_What is expected_
Collect every line in the records below that contains the word "allele".

— START Data excerpts —

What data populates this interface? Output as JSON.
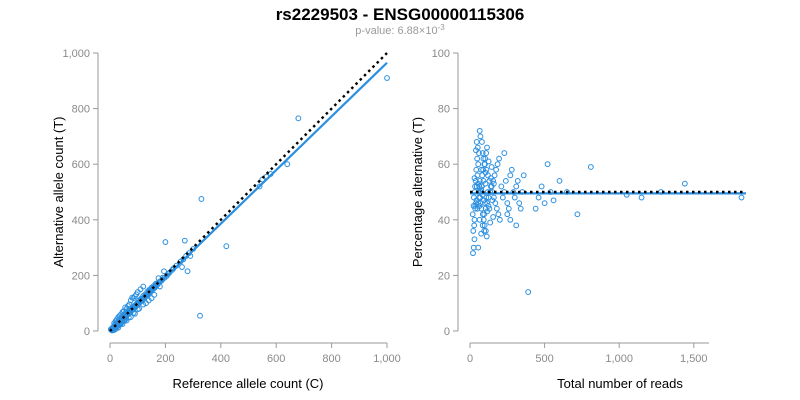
{
  "header": {
    "title": "rs2229503 - ENSG00000115306",
    "pvalue_prefix": "p-value: 6.88×10",
    "pvalue_exponent": "-3"
  },
  "colors": {
    "points": "#2b8fe0",
    "fit_line": "#2b8fe0",
    "reference_line": "#000000"
  },
  "chart_data": [
    {
      "type": "scatter",
      "xlabel": "Reference allele count (C)",
      "ylabel": "Alternative allele count (T)",
      "xlim": [
        0,
        1000
      ],
      "ylim": [
        0,
        1000
      ],
      "xticks": [
        0,
        200,
        400,
        600,
        800,
        1000
      ],
      "xtick_labels": [
        "0",
        "200",
        "400",
        "600",
        "800",
        "1,000"
      ],
      "yticks": [
        0,
        200,
        400,
        600,
        800,
        1000
      ],
      "ytick_labels": [
        "0",
        "200",
        "400",
        "600",
        "800",
        "1,000"
      ],
      "grid": false,
      "marker": "open-circle",
      "points": [
        [
          5,
          4
        ],
        [
          8,
          6
        ],
        [
          10,
          9
        ],
        [
          12,
          8
        ],
        [
          14,
          15
        ],
        [
          15,
          12
        ],
        [
          18,
          14
        ],
        [
          20,
          16
        ],
        [
          22,
          20
        ],
        [
          24,
          18
        ],
        [
          25,
          27
        ],
        [
          27,
          22
        ],
        [
          28,
          30
        ],
        [
          30,
          25
        ],
        [
          32,
          28
        ],
        [
          33,
          36
        ],
        [
          35,
          31
        ],
        [
          37,
          33
        ],
        [
          38,
          40
        ],
        [
          40,
          35
        ],
        [
          42,
          38
        ],
        [
          43,
          46
        ],
        [
          45,
          40
        ],
        [
          47,
          44
        ],
        [
          48,
          50
        ],
        [
          50,
          45
        ],
        [
          52,
          48
        ],
        [
          54,
          56
        ],
        [
          55,
          50
        ],
        [
          57,
          52
        ],
        [
          58,
          60
        ],
        [
          60,
          55
        ],
        [
          62,
          58
        ],
        [
          63,
          66
        ],
        [
          65,
          60
        ],
        [
          67,
          64
        ],
        [
          68,
          70
        ],
        [
          70,
          65
        ],
        [
          72,
          68
        ],
        [
          74,
          78
        ],
        [
          75,
          70
        ],
        [
          77,
          72
        ],
        [
          78,
          82
        ],
        [
          80,
          75
        ],
        [
          82,
          78
        ],
        [
          84,
          88
        ],
        [
          85,
          80
        ],
        [
          88,
          84
        ],
        [
          90,
          92
        ],
        [
          92,
          86
        ],
        [
          95,
          90
        ],
        [
          98,
          100
        ],
        [
          100,
          95
        ],
        [
          102,
          98
        ],
        [
          105,
          110
        ],
        [
          108,
          104
        ],
        [
          110,
          105
        ],
        [
          112,
          116
        ],
        [
          115,
          110
        ],
        [
          118,
          112
        ],
        [
          120,
          126
        ],
        [
          122,
          118
        ],
        [
          125,
          120
        ],
        [
          128,
          132
        ],
        [
          130,
          125
        ],
        [
          132,
          128
        ],
        [
          135,
          142
        ],
        [
          138,
          132
        ],
        [
          140,
          136
        ],
        [
          142,
          148
        ],
        [
          145,
          140
        ],
        [
          148,
          144
        ],
        [
          150,
          156
        ],
        [
          152,
          148
        ],
        [
          155,
          150
        ],
        [
          158,
          162
        ],
        [
          160,
          154
        ],
        [
          162,
          158
        ],
        [
          165,
          170
        ],
        [
          168,
          162
        ],
        [
          30,
          50
        ],
        [
          45,
          68
        ],
        [
          60,
          80
        ],
        [
          70,
          96
        ],
        [
          85,
          118
        ],
        [
          95,
          132
        ],
        [
          55,
          85
        ],
        [
          40,
          60
        ],
        [
          75,
          110
        ],
        [
          110,
          150
        ],
        [
          20,
          35
        ],
        [
          35,
          55
        ],
        [
          50,
          72
        ],
        [
          65,
          90
        ],
        [
          100,
          140
        ],
        [
          80,
          120
        ],
        [
          25,
          42
        ],
        [
          15,
          28
        ],
        [
          90,
          125
        ],
        [
          120,
          160
        ],
        [
          18,
          5
        ],
        [
          30,
          12
        ],
        [
          45,
          25
        ],
        [
          60,
          38
        ],
        [
          75,
          50
        ],
        [
          90,
          62
        ],
        [
          105,
          80
        ],
        [
          120,
          95
        ],
        [
          140,
          110
        ],
        [
          160,
          130
        ],
        [
          8,
          2
        ],
        [
          12,
          3
        ],
        [
          22,
          10
        ],
        [
          38,
          24
        ],
        [
          52,
          36
        ],
        [
          68,
          48
        ],
        [
          85,
          65
        ],
        [
          100,
          78
        ],
        [
          130,
          100
        ],
        [
          150,
          118
        ],
        [
          3,
          6
        ],
        [
          6,
          3
        ],
        [
          9,
          12
        ],
        [
          11,
          5
        ],
        [
          16,
          20
        ],
        [
          19,
          10
        ],
        [
          23,
          28
        ],
        [
          26,
          15
        ],
        [
          29,
          34
        ],
        [
          31,
          20
        ],
        [
          34,
          42
        ],
        [
          36,
          26
        ],
        [
          39,
          46
        ],
        [
          41,
          30
        ],
        [
          44,
          52
        ],
        [
          46,
          34
        ],
        [
          49,
          58
        ],
        [
          51,
          38
        ],
        [
          53,
          62
        ],
        [
          56,
          42
        ],
        [
          172,
          168
        ],
        [
          178,
          175
        ],
        [
          185,
          180
        ],
        [
          190,
          186
        ],
        [
          198,
          192
        ],
        [
          205,
          198
        ],
        [
          175,
          190
        ],
        [
          195,
          215
        ],
        [
          210,
          205
        ],
        [
          180,
          160
        ],
        [
          200,
          320
        ],
        [
          240,
          235
        ],
        [
          255,
          250
        ],
        [
          265,
          258
        ],
        [
          275,
          270
        ],
        [
          285,
          280
        ],
        [
          225,
          220
        ],
        [
          230,
          226
        ],
        [
          215,
          210
        ],
        [
          260,
          230
        ],
        [
          270,
          325
        ],
        [
          280,
          215
        ],
        [
          290,
          270
        ],
        [
          300,
          295
        ],
        [
          330,
          475
        ],
        [
          325,
          55
        ],
        [
          420,
          305
        ],
        [
          540,
          520
        ],
        [
          550,
          545
        ],
        [
          565,
          555
        ],
        [
          580,
          565
        ],
        [
          640,
          600
        ],
        [
          680,
          765
        ],
        [
          1000,
          910
        ],
        [
          60,
          60
        ],
        [
          70,
          72
        ],
        [
          80,
          82
        ],
        [
          90,
          88
        ],
        [
          100,
          102
        ],
        [
          110,
          108
        ],
        [
          120,
          118
        ],
        [
          130,
          128
        ],
        [
          140,
          142
        ],
        [
          150,
          152
        ],
        [
          160,
          158
        ],
        [
          170,
          172
        ],
        [
          180,
          178
        ],
        [
          190,
          192
        ],
        [
          35,
          35
        ],
        [
          45,
          44
        ],
        [
          55,
          54
        ],
        [
          65,
          66
        ],
        [
          75,
          76
        ],
        [
          85,
          86
        ],
        [
          95,
          96
        ],
        [
          105,
          104
        ],
        [
          115,
          114
        ],
        [
          125,
          124
        ],
        [
          135,
          134
        ],
        [
          145,
          146
        ]
      ],
      "fit_line": [
        [
          0,
          0
        ],
        [
          1000,
          965
        ]
      ],
      "reference_line": [
        [
          0,
          0
        ],
        [
          1000,
          1000
        ]
      ]
    },
    {
      "type": "scatter",
      "xlabel": "Total number of reads",
      "ylabel": "Percentage alternative (T)",
      "xlim": [
        0,
        1850
      ],
      "ylim": [
        0,
        100
      ],
      "xticks": [
        0,
        500,
        1000,
        1500
      ],
      "xtick_labels": [
        "0",
        "500",
        "1,000",
        "1,500"
      ],
      "yticks": [
        0,
        20,
        40,
        60,
        80,
        100
      ],
      "ytick_labels": [
        "0",
        "20",
        "40",
        "60",
        "80",
        "100"
      ],
      "grid": false,
      "marker": "open-circle",
      "points": [
        [
          20,
          28
        ],
        [
          25,
          30
        ],
        [
          22,
          36
        ],
        [
          28,
          38
        ],
        [
          30,
          40
        ],
        [
          18,
          42
        ],
        [
          35,
          44
        ],
        [
          40,
          46
        ],
        [
          26,
          48
        ],
        [
          32,
          50
        ],
        [
          45,
          52
        ],
        [
          38,
          54
        ],
        [
          50,
          56
        ],
        [
          42,
          58
        ],
        [
          55,
          60
        ],
        [
          48,
          62
        ],
        [
          60,
          64
        ],
        [
          52,
          66
        ],
        [
          30,
          55
        ],
        [
          35,
          45
        ],
        [
          40,
          65
        ],
        [
          65,
          72
        ],
        [
          70,
          70
        ],
        [
          80,
          68
        ],
        [
          90,
          62
        ],
        [
          100,
          60
        ],
        [
          110,
          58
        ],
        [
          120,
          56
        ],
        [
          130,
          54
        ],
        [
          140,
          52
        ],
        [
          150,
          50
        ],
        [
          160,
          48
        ],
        [
          170,
          46
        ],
        [
          180,
          44
        ],
        [
          190,
          42
        ],
        [
          200,
          40
        ],
        [
          75,
          35
        ],
        [
          85,
          38
        ],
        [
          95,
          42
        ],
        [
          105,
          44
        ],
        [
          115,
          46
        ],
        [
          125,
          48
        ],
        [
          135,
          50
        ],
        [
          145,
          52
        ],
        [
          155,
          54
        ],
        [
          165,
          56
        ],
        [
          175,
          58
        ],
        [
          185,
          60
        ],
        [
          195,
          62
        ],
        [
          60,
          48
        ],
        [
          70,
          50
        ],
        [
          80,
          52
        ],
        [
          90,
          54
        ],
        [
          100,
          46
        ],
        [
          110,
          48
        ],
        [
          120,
          50
        ],
        [
          130,
          44
        ],
        [
          140,
          55
        ],
        [
          150,
          47
        ],
        [
          160,
          53
        ],
        [
          50,
          44
        ],
        [
          55,
          46
        ],
        [
          58,
          50
        ],
        [
          62,
          52
        ],
        [
          66,
          54
        ],
        [
          68,
          48
        ],
        [
          72,
          46
        ],
        [
          76,
          44
        ],
        [
          78,
          52
        ],
        [
          82,
          56
        ],
        [
          86,
          42
        ],
        [
          88,
          58
        ],
        [
          92,
          40
        ],
        [
          96,
          60
        ],
        [
          98,
          38
        ],
        [
          102,
          62
        ],
        [
          106,
          36
        ],
        [
          108,
          64
        ],
        [
          112,
          34
        ],
        [
          114,
          66
        ],
        [
          210,
          52
        ],
        [
          220,
          48
        ],
        [
          230,
          50
        ],
        [
          240,
          54
        ],
        [
          250,
          46
        ],
        [
          260,
          44
        ],
        [
          270,
          56
        ],
        [
          280,
          58
        ],
        [
          290,
          50
        ],
        [
          300,
          48
        ],
        [
          310,
          52
        ],
        [
          320,
          54
        ],
        [
          330,
          46
        ],
        [
          340,
          44
        ],
        [
          350,
          50
        ],
        [
          230,
          64
        ],
        [
          250,
          42
        ],
        [
          270,
          40
        ],
        [
          310,
          38
        ],
        [
          360,
          56
        ],
        [
          390,
          14
        ],
        [
          440,
          44
        ],
        [
          460,
          48
        ],
        [
          480,
          52
        ],
        [
          500,
          46
        ],
        [
          520,
          60
        ],
        [
          540,
          50
        ],
        [
          560,
          47
        ],
        [
          600,
          54
        ],
        [
          650,
          50
        ],
        [
          720,
          42
        ],
        [
          810,
          59
        ],
        [
          1050,
          49
        ],
        [
          1150,
          48
        ],
        [
          1280,
          50
        ],
        [
          1440,
          53
        ],
        [
          1820,
          48
        ],
        [
          30,
          33
        ],
        [
          45,
          68
        ],
        [
          55,
          30
        ],
        [
          65,
          40
        ],
        [
          75,
          58
        ],
        [
          85,
          64
        ],
        [
          95,
          36
        ],
        [
          105,
          57
        ],
        [
          115,
          43
        ],
        [
          125,
          61
        ],
        [
          135,
          39
        ],
        [
          145,
          59
        ],
        [
          155,
          41
        ],
        [
          24,
          45
        ],
        [
          34,
          52
        ],
        [
          44,
          47
        ],
        [
          54,
          53
        ],
        [
          64,
          45
        ],
        [
          74,
          51
        ],
        [
          84,
          49
        ],
        [
          94,
          47
        ],
        [
          104,
          53
        ],
        [
          124,
          45
        ]
      ],
      "fit_line": [
        [
          0,
          49.5
        ],
        [
          1850,
          49.5
        ]
      ],
      "reference_line": [
        [
          0,
          50
        ],
        [
          1850,
          50
        ]
      ]
    }
  ]
}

— END Data excerpts —

_Reply to the exercise_
      "xlabel": "Reference allele count (C)",
      "ylabel": "Alternative allele count (T)",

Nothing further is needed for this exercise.